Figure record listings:

■ ■ ■ ■

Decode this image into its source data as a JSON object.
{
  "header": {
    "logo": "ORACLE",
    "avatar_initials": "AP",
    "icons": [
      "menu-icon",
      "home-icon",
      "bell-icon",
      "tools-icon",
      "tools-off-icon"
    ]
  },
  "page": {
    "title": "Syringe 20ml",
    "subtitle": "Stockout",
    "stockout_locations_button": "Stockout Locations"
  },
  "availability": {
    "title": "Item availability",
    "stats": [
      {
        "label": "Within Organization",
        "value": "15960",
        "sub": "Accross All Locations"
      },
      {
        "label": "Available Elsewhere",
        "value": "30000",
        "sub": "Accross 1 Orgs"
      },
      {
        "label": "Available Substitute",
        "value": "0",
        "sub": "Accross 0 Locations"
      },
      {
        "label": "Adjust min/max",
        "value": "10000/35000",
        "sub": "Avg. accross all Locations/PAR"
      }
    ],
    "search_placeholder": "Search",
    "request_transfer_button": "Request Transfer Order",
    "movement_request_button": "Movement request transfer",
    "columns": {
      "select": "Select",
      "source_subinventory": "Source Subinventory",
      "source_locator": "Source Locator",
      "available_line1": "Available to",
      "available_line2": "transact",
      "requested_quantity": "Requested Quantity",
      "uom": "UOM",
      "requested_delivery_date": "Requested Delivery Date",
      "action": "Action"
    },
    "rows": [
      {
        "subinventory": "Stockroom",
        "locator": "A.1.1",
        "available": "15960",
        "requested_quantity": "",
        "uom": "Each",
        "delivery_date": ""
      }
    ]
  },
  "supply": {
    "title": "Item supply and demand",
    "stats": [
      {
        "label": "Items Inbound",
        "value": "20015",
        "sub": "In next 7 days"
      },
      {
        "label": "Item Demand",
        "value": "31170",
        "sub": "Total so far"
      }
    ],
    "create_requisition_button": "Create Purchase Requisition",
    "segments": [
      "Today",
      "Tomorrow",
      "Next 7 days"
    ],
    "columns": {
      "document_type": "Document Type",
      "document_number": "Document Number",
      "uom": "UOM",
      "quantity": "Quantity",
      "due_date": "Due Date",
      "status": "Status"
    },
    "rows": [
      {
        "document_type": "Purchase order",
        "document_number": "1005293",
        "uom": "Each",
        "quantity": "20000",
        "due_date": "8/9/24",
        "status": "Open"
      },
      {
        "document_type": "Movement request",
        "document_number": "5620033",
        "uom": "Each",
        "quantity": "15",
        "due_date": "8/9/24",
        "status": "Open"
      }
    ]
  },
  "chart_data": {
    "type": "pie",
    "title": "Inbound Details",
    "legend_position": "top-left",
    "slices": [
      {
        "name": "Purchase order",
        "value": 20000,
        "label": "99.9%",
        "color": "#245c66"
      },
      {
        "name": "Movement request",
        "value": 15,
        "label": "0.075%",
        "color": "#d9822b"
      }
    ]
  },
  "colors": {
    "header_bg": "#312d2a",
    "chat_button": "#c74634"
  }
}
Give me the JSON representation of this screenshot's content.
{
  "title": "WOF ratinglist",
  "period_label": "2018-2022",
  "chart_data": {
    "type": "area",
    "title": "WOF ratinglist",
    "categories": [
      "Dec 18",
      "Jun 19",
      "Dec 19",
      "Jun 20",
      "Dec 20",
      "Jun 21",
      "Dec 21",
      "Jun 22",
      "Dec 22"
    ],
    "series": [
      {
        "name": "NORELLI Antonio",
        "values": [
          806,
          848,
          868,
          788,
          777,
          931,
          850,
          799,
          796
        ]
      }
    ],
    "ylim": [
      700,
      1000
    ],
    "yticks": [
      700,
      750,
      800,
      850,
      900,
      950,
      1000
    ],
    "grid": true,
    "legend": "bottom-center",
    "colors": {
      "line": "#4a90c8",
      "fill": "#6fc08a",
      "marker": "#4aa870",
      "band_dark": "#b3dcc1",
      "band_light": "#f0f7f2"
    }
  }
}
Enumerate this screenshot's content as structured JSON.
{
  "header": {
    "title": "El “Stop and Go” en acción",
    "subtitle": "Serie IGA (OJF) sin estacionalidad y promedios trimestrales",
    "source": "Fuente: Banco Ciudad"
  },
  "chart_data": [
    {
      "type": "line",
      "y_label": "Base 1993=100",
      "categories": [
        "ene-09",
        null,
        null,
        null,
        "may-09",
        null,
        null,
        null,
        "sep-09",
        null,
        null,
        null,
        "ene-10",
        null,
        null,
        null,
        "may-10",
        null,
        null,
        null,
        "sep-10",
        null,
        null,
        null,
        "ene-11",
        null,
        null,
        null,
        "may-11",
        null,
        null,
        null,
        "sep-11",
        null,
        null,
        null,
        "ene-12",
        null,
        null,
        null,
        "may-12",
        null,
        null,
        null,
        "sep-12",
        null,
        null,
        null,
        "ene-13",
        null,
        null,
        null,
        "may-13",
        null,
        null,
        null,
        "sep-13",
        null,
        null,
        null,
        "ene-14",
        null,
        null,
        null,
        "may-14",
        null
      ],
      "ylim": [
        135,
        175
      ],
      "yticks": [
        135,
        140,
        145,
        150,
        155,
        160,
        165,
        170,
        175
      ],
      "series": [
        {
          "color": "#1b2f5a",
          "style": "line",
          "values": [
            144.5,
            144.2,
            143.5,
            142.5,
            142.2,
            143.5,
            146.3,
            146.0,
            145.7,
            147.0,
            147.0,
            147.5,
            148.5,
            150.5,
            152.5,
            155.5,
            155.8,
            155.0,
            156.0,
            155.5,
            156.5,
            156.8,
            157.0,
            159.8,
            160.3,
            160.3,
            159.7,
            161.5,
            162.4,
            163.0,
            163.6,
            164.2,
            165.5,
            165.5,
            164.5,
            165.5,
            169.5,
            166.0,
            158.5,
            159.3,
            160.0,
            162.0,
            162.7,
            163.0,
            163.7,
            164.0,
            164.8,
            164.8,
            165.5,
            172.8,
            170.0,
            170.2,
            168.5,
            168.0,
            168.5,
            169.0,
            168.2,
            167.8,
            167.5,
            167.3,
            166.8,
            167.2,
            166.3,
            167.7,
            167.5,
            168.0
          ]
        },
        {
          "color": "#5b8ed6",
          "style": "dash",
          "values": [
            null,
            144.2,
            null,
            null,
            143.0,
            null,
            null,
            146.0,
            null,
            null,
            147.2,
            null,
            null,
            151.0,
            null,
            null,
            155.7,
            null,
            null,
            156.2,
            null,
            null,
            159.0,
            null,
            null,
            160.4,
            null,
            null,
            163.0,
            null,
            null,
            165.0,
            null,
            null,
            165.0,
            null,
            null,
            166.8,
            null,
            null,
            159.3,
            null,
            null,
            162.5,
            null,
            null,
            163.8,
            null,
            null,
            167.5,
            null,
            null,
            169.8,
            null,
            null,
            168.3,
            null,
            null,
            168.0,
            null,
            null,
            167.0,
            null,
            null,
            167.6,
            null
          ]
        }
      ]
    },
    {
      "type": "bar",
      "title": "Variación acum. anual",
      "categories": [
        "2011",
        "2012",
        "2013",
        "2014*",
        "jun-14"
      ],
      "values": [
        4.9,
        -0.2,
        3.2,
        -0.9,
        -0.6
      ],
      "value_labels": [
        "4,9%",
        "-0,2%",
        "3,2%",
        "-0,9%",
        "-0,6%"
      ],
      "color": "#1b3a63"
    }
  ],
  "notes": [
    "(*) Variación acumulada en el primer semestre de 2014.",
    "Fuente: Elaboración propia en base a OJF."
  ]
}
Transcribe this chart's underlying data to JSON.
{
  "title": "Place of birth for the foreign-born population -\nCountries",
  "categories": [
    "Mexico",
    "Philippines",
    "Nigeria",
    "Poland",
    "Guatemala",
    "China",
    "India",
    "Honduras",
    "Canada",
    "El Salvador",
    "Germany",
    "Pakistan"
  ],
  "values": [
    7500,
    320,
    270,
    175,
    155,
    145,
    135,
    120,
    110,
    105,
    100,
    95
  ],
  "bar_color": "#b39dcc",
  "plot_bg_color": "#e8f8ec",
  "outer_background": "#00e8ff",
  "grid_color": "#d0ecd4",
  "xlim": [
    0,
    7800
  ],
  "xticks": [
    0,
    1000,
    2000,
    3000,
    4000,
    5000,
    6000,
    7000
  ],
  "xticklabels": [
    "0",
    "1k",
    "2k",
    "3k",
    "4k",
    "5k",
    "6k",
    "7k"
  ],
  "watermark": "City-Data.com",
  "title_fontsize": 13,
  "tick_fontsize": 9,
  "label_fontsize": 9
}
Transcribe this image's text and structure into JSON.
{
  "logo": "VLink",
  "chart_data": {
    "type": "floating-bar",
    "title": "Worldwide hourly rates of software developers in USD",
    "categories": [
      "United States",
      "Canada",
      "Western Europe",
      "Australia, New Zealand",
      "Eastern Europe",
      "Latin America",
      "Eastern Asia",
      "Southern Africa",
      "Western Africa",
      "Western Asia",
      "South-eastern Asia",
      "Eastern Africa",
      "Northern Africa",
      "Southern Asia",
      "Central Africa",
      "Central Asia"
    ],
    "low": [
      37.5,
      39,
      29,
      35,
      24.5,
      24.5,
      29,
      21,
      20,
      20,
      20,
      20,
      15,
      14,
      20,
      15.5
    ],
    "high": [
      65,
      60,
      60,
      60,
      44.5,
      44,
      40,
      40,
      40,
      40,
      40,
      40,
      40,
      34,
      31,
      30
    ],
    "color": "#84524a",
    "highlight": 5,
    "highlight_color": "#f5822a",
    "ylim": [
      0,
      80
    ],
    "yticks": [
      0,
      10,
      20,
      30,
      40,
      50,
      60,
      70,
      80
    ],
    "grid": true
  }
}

■ ■ ■ ■

§ What to work on
Check each line of the data above for the word "into" and say how many lines contain it, giving nothing besides the number.

§ Output for this exercise
2